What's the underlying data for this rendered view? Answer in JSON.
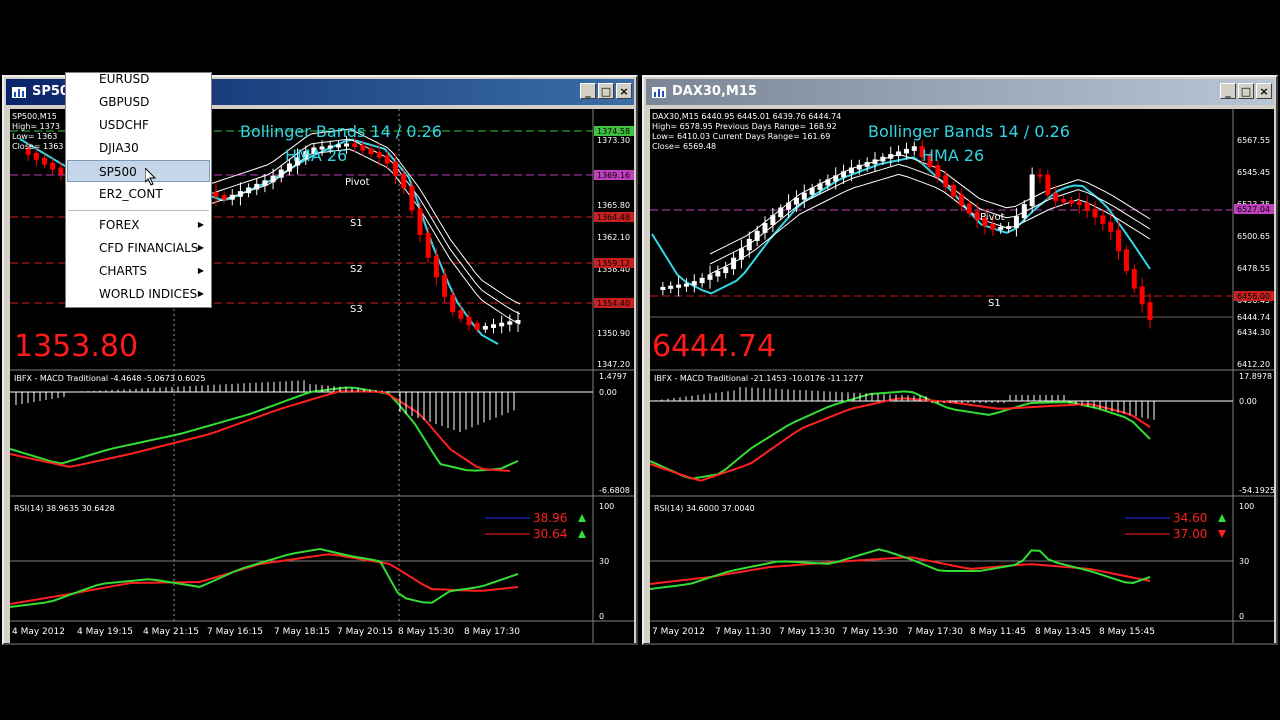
{
  "left_window": {
    "title": "SP500",
    "buttons": [
      "_",
      "□",
      "×"
    ],
    "info": [
      "SP500,M15",
      "High= 1373",
      "Low= 1363",
      "Close= 1363"
    ],
    "indicator": [
      "Bollinger Bands 14 / 0.26",
      "HMA 26"
    ],
    "pivot_labels": [
      "Pivot",
      "S1",
      "S2",
      "S3"
    ],
    "big_price": "1353.80",
    "price_axis": [
      "1373.30",
      "1365.80",
      "1362.10",
      "1358.40",
      "1350.90",
      "1347.20"
    ],
    "price_tags": [
      "1374.58",
      "1369.16",
      "1364.48",
      "1359.12",
      "1354.40"
    ],
    "macd_label": "IBFX - MACD Traditional -4.4648 -5.0673 0.6025",
    "macd_axis": [
      "1.4797",
      "0.00",
      "-6.6808"
    ],
    "rsi_label": "RSI(14) 38.9635 30.6428",
    "rsi_values": [
      "38.96",
      "30.64"
    ],
    "rsi_axis": [
      "100",
      "30",
      "0"
    ],
    "time_axis": [
      "4 May 2012",
      "4 May 19:15",
      "4 May 21:15",
      "7 May 16:15",
      "7 May 18:15",
      "7 May 20:15",
      "8 May 15:30",
      "8 May 17:30"
    ]
  },
  "right_window": {
    "title": "DAX30,M15",
    "buttons": [
      "_",
      "□",
      "×"
    ],
    "info": [
      "DAX30,M15  6440.95 6445.01 6439.76 6444.74",
      "High= 6578.95    Previous Days Range= 168.92",
      "Low= 6410.03    Current Days Range= 161.69",
      "Close= 6569.48"
    ],
    "indicator": [
      "Bollinger Bands 14 / 0.26",
      "HMA 26"
    ],
    "pivot_labels": [
      "Pivot",
      "S1"
    ],
    "big_price": "6444.74",
    "price_axis": [
      "6567.55",
      "6545.45",
      "6523.35",
      "6500.65",
      "6478.55",
      "6456.45",
      "6444.74",
      "6434.30",
      "6412.20"
    ],
    "price_tags": [
      "6527.04",
      "6456.00"
    ],
    "macd_label": "IBFX - MACD Traditional -21.1453 -10.0176 -11.1277",
    "macd_axis": [
      "17.8978",
      "0.00",
      "-54.1925"
    ],
    "rsi_label": "RSI(14) 34.6000 37.0040",
    "rsi_values": [
      "34.60",
      "37.00"
    ],
    "rsi_axis": [
      "100",
      "30",
      "0"
    ],
    "time_axis": [
      "7 May 2012",
      "7 May 11:30",
      "7 May 13:30",
      "7 May 15:30",
      "7 May 17:30",
      "8 May 11:45",
      "8 May 13:45",
      "8 May 15:45"
    ]
  },
  "menu": {
    "items": [
      "EURUSD",
      "GBPUSD",
      "USDCHF",
      "DJIA30",
      "SP500",
      "ER2_CONT"
    ],
    "submenus": [
      "FOREX",
      "CFD FINANCIALS",
      "CHARTS",
      "WORLD INDICES"
    ],
    "selected": "SP500"
  },
  "colors": {
    "bull": "#ffffff",
    "bear": "#ff0000",
    "bands": "#ffffff",
    "hma": "#33d6e6",
    "macd": "#33dd33",
    "signal": "#ff2020",
    "indicator_text": "#33d6e6",
    "big_price": "#ff1a1a",
    "pivot": "#c040c0",
    "support": "#c82020",
    "resistance": "#40c040"
  }
}
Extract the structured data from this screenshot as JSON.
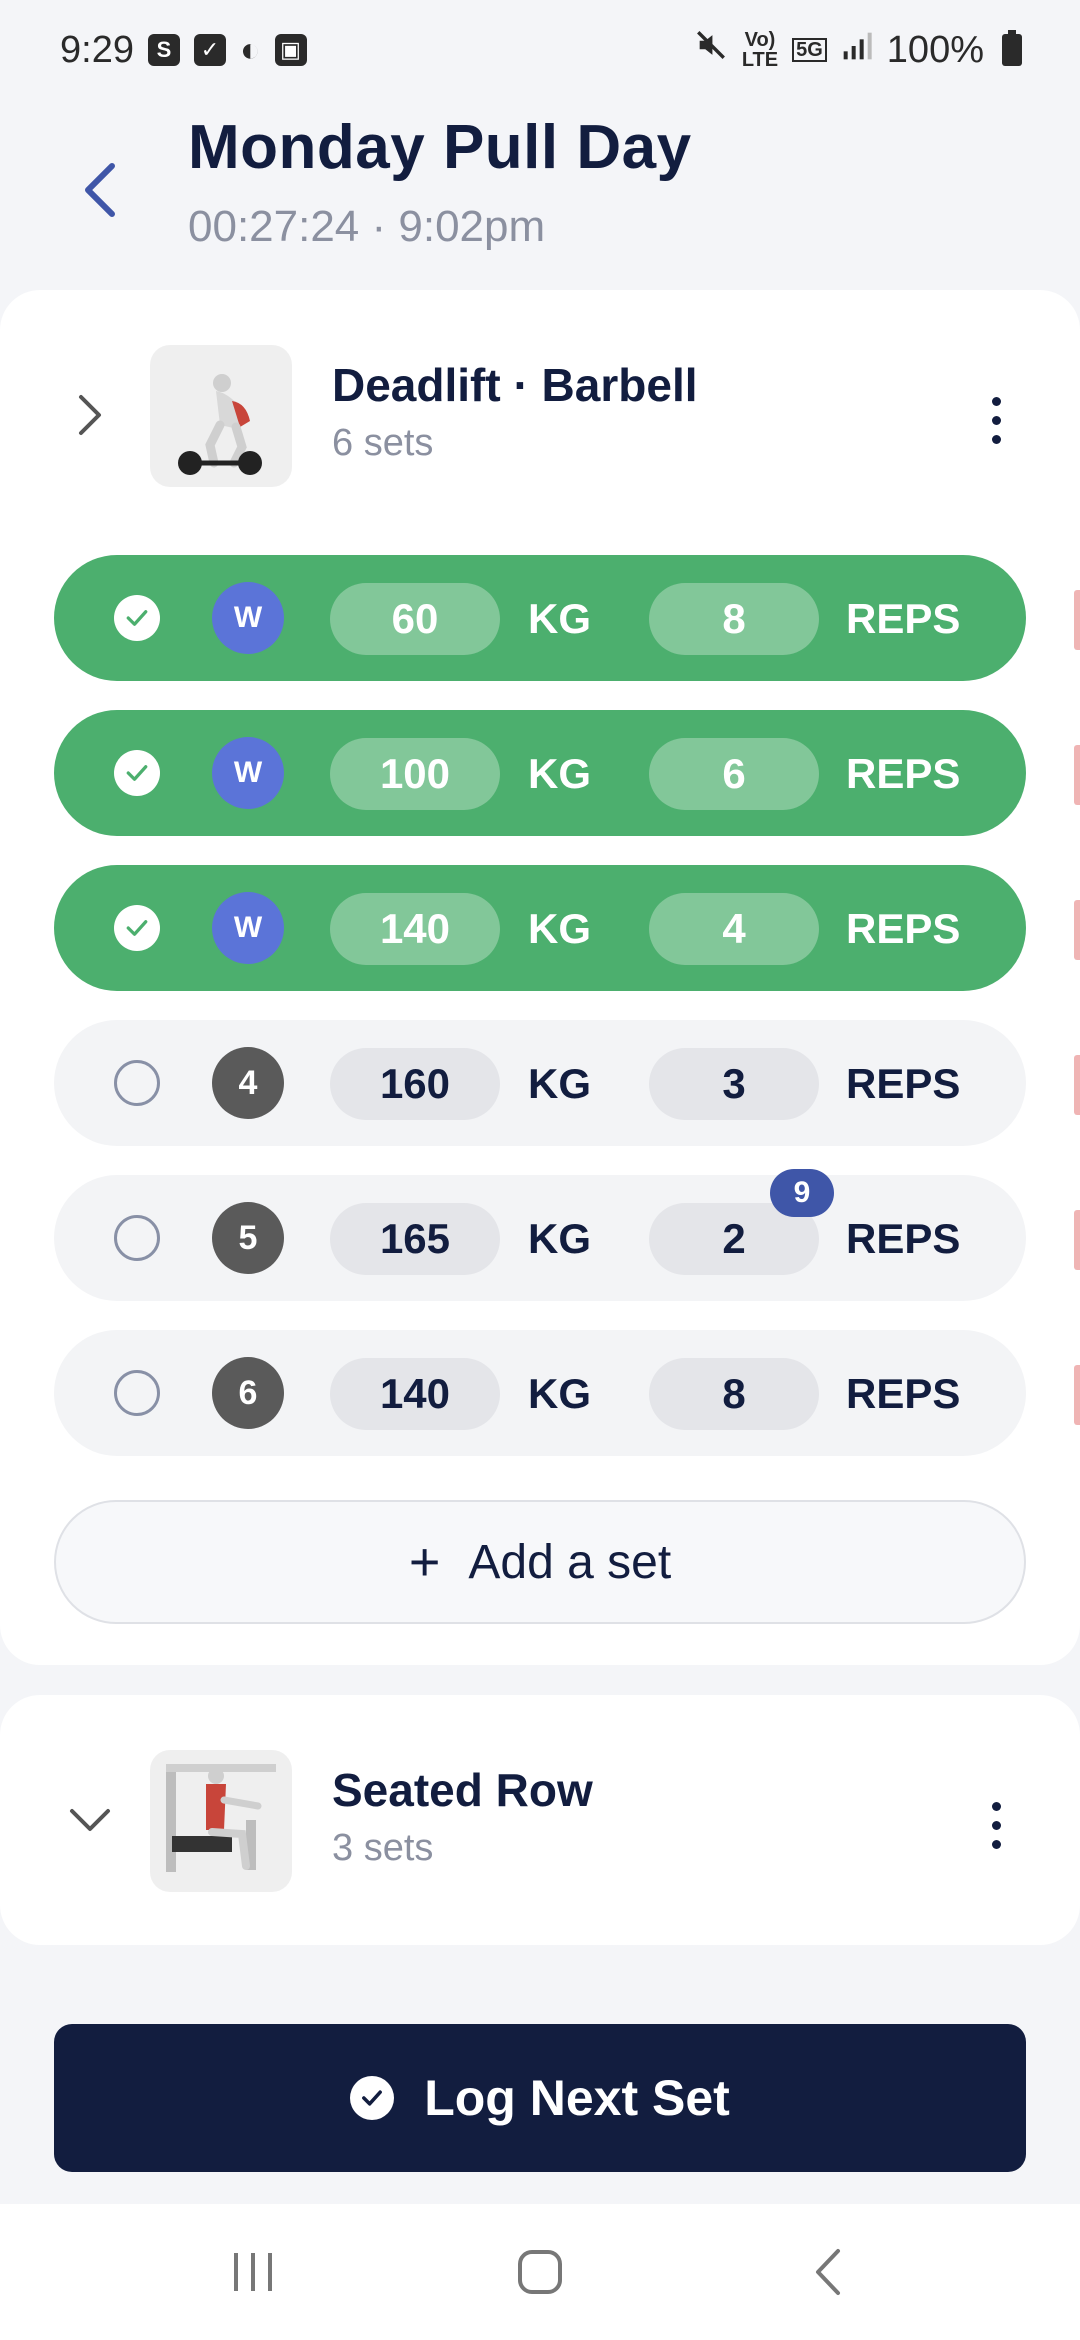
{
  "status_bar": {
    "time": "9:29",
    "icons_left": [
      "s-app-icon",
      "check-icon",
      "moon-icon",
      "image-icon"
    ],
    "network_top": "Vo)",
    "network_bottom": "LTE",
    "fiveg": "5G",
    "battery": "100%"
  },
  "header": {
    "title": "Monday Pull Day",
    "subtitle": "00:27:24 · 9:02pm"
  },
  "exercises": [
    {
      "name": "Deadlift · Barbell",
      "sets_label": "6 sets",
      "expanded": true,
      "sets": [
        {
          "badge": "W",
          "weight": "60",
          "unit": "KG",
          "reps": "8",
          "reps_unit": "REPS",
          "completed": true
        },
        {
          "badge": "W",
          "weight": "100",
          "unit": "KG",
          "reps": "6",
          "reps_unit": "REPS",
          "completed": true
        },
        {
          "badge": "W",
          "weight": "140",
          "unit": "KG",
          "reps": "4",
          "reps_unit": "REPS",
          "completed": true
        },
        {
          "badge": "4",
          "weight": "160",
          "unit": "KG",
          "reps": "3",
          "reps_unit": "REPS",
          "completed": false
        },
        {
          "badge": "5",
          "weight": "165",
          "unit": "KG",
          "reps": "2",
          "reps_unit": "REPS",
          "completed": false,
          "hint": "9"
        },
        {
          "badge": "6",
          "weight": "140",
          "unit": "KG",
          "reps": "8",
          "reps_unit": "REPS",
          "completed": false
        }
      ],
      "add_set_label": "Add a set"
    },
    {
      "name": "Seated Row",
      "sets_label": "3 sets",
      "expanded": false
    }
  ],
  "log_button": "Log Next Set",
  "colors": {
    "navy": "#121d3f",
    "done_green": "#4caf6e",
    "warmup_blue": "#5b74d8",
    "accent_blue": "#3f56a8"
  }
}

────────────────────

» **EXERCISE PROMPT**:
Except for the pictures, reproduce every line exactly.

» **SOLUTION**:
What's the underlying data for this rendered view? Answer in JSON.
{
  "left_window": {
    "title": "SP500",
    "buttons": [
      "_",
      "□",
      "×"
    ],
    "info": [
      "SP500,M15",
      "High= 1373",
      "Low= 1363",
      "Close= 1363"
    ],
    "indicator": [
      "Bollinger Bands 14 / 0.26",
      "HMA 26"
    ],
    "pivot_labels": [
      "Pivot",
      "S1",
      "S2",
      "S3"
    ],
    "big_price": "1353.80",
    "price_axis": [
      "1373.30",
      "1365.80",
      "1362.10",
      "1358.40",
      "1350.90",
      "1347.20"
    ],
    "price_tags": [
      "1374.58",
      "1369.16",
      "1364.48",
      "1359.12",
      "1354.40"
    ],
    "macd_label": "IBFX - MACD Traditional -4.4648 -5.0673 0.6025",
    "macd_axis": [
      "1.4797",
      "0.00",
      "-6.6808"
    ],
    "rsi_label": "RSI(14) 38.9635 30.6428",
    "rsi_values": [
      "38.96",
      "30.64"
    ],
    "rsi_axis": [
      "100",
      "30",
      "0"
    ],
    "time_axis": [
      "4 May 2012",
      "4 May 19:15",
      "4 May 21:15",
      "7 May 16:15",
      "7 May 18:15",
      "7 May 20:15",
      "8 May 15:30",
      "8 May 17:30"
    ]
  },
  "right_window": {
    "title": "DAX30,M15",
    "buttons": [
      "_",
      "□",
      "×"
    ],
    "info": [
      "DAX30,M15  6440.95 6445.01 6439.76 6444.74",
      "High= 6578.95    Previous Days Range= 168.92",
      "Low= 6410.03    Current Days Range= 161.69",
      "Close= 6569.48"
    ],
    "indicator": [
      "Bollinger Bands 14 / 0.26",
      "HMA 26"
    ],
    "pivot_labels": [
      "Pivot",
      "S1"
    ],
    "big_price": "6444.74",
    "price_axis": [
      "6567.55",
      "6545.45",
      "6523.35",
      "6500.65",
      "6478.55",
      "6456.45",
      "6444.74",
      "6434.30",
      "6412.20"
    ],
    "price_tags": [
      "6527.04",
      "6456.00"
    ],
    "macd_label": "IBFX - MACD Traditional -21.1453 -10.0176 -11.1277",
    "macd_axis": [
      "17.8978",
      "0.00",
      "-54.1925"
    ],
    "rsi_label": "RSI(14) 34.6000 37.0040",
    "rsi_values": [
      "34.60",
      "37.00"
    ],
    "rsi_axis": [
      "100",
      "30",
      "0"
    ],
    "time_axis": [
      "7 May 2012",
      "7 May 11:30",
      "7 May 13:30",
      "7 May 15:30",
      "7 May 17:30",
      "8 May 11:45",
      "8 May 13:45",
      "8 May 15:45"
    ]
  },
  "menu": {
    "items": [
      "EURUSD",
      "GBPUSD",
      "USDCHF",
      "DJIA30",
      "SP500",
      "ER2_CONT"
    ],
    "submenus": [
      "FOREX",
      "CFD FINANCIALS",
      "CHARTS",
      "WORLD INDICES"
    ],
    "selected": "SP500"
  },
  "colors": {
    "bull": "#ffffff",
    "bear": "#ff0000",
    "bands": "#ffffff",
    "hma": "#33d6e6",
    "macd": "#33dd33",
    "signal": "#ff2020",
    "indicator_text": "#33d6e6",
    "big_price": "#ff1a1a",
    "pivot": "#c040c0",
    "support": "#c82020",
    "resistance": "#40c040"
  }
}
Extract the structured data from this screenshot as JSON.
{
  "status_bar": {
    "time": "9:29",
    "icons_left": [
      "s-app-icon",
      "check-icon",
      "moon-icon",
      "image-icon"
    ],
    "network_top": "Vo)",
    "network_bottom": "LTE",
    "fiveg": "5G",
    "battery": "100%"
  },
  "header": {
    "title": "Monday Pull Day",
    "subtitle": "00:27:24 · 9:02pm"
  },
  "exercises": [
    {
      "name": "Deadlift · Barbell",
      "sets_label": "6 sets",
      "expanded": true,
      "sets": [
        {
          "badge": "W",
          "weight": "60",
          "unit": "KG",
          "reps": "8",
          "reps_unit": "REPS",
          "completed": true
        },
        {
          "badge": "W",
          "weight": "100",
          "unit": "KG",
          "reps": "6",
          "reps_unit": "REPS",
          "completed": true
        },
        {
          "badge": "W",
          "weight": "140",
          "unit": "KG",
          "reps": "4",
          "reps_unit": "REPS",
          "completed": true
        },
        {
          "badge": "4",
          "weight": "160",
          "unit": "KG",
          "reps": "3",
          "reps_unit": "REPS",
          "completed": false
        },
        {
          "badge": "5",
          "weight": "165",
          "unit": "KG",
          "reps": "2",
          "reps_unit": "REPS",
          "completed": false,
          "hint": "9"
        },
        {
          "badge": "6",
          "weight": "140",
          "unit": "KG",
          "reps": "8",
          "reps_unit": "REPS",
          "completed": false
        }
      ],
      "add_set_label": "Add a set"
    },
    {
      "name": "Seated Row",
      "sets_label": "3 sets",
      "expanded": false
    }
  ],
  "log_button": "Log Next Set",
  "colors": {
    "navy": "#121d3f",
    "done_green": "#4caf6e",
    "warmup_blue": "#5b74d8",
    "accent_blue": "#3f56a8"
  }
}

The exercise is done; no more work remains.